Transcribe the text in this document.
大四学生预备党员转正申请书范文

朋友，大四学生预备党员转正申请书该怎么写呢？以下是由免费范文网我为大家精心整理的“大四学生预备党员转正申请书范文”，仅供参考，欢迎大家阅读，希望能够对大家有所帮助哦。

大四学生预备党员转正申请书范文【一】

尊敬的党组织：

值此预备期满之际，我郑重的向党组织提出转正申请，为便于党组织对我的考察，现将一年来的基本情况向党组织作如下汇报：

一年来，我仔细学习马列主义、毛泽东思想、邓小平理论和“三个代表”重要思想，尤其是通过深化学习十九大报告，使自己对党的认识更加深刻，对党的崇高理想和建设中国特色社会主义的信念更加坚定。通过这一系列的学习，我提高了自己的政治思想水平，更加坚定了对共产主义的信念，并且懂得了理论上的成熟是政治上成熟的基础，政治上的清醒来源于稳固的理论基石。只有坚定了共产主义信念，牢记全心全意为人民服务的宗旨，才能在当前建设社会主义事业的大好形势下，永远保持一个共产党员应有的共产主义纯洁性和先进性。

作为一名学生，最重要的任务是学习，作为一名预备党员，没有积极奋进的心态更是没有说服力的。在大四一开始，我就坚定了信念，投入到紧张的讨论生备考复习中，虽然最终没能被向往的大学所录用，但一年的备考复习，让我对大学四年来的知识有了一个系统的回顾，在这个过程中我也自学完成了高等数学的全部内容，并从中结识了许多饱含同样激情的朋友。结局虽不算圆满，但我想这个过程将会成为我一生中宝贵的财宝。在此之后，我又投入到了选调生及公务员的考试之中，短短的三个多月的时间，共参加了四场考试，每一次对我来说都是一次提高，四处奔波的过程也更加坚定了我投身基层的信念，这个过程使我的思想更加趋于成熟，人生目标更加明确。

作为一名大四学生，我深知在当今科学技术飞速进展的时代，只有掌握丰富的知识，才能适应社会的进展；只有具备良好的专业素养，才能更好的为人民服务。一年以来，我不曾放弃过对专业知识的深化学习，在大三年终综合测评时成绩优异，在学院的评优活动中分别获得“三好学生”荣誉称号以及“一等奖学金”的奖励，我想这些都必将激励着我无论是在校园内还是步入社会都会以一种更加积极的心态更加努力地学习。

The problem -> Return every record above exactly as it appears.

Task result ->
Transcribe the text in this document.
大四学生预备党员转正申请书范文

朋友，大四学生预备党员转正申请书该怎么写呢？以下是由免费范文网我为大家精心整理的“大四学生预备党员转正申请书范文”，仅供参考，欢迎大家阅读，希望能够对大家有所帮助哦。

大四学生预备党员转正申请书范文【一】

尊敬的党组织：

值此预备期满之际，我郑重的向党组织提出转正申请，为便于党组织对我的考察，现将一年来的基本情况向党组织作如下汇报：

一年来，我仔细学习马列主义、毛泽东思想、邓小平理论和“三个代表”重要思想，尤其是通过深化学习十九大报告，使自己对党的认识更加深刻，对党的崇高理想和建设中国特色社会主义的信念更加坚定。通过这一系列的学习，我提高了自己的政治思想水平，更加坚定了对共产主义的信念，并且懂得了理论上的成熟是政治上成熟的基础，政治上的清醒来源于稳固的理论基石。只有坚定了共产主义信念，牢记全心全意为人民服务的宗旨，才能在当前建设社会主义事业的大好形势下，永远保持一个共产党员应有的共产主义纯洁性和先进性。

作为一名学生，最重要的任务是学习，作为一名预备党员，没有积极奋进的心态更是没有说服力的。在大四一开始，我就坚定了信念，投入到紧张的讨论生备考复习中，虽然最终没能被向往的大学所录用，但一年的备考复习，让我对大学四年来的知识有了一个系统的回顾，在这个过程中我也自学完成了高等数学的全部内容，并从中结识了许多饱含同样激情的朋友。结局虽不算圆满，但我想这个过程将会成为我一生中宝贵的财宝。在此之后，我又投入到了选调生及公务员的考试之中，短短的三个多月的时间，共参加了四场考试，每一次对我来说都是一次提高，四处奔波的过程也更加坚定了我投身基层的信念，这个过程使我的思想更加趋于成熟，人生目标更加明确。

作为一名大四学生，我深知在当今科学技术飞速进展的时代，只有掌握丰富的知识，才能适应社会的进展；只有具备良好的专业素养，才能更好的为人民服务。一年以来，我不曾放弃过对专业知识的深化学习，在大三年终综合测评时成绩优异，在学院的评优活动中分别获得“三好学生”荣誉称号以及“一等奖学金”的奖励，我想这些都必将激励着我无论是在校园内还是步入社会都会以一种更加积极的心态更加努力地学习。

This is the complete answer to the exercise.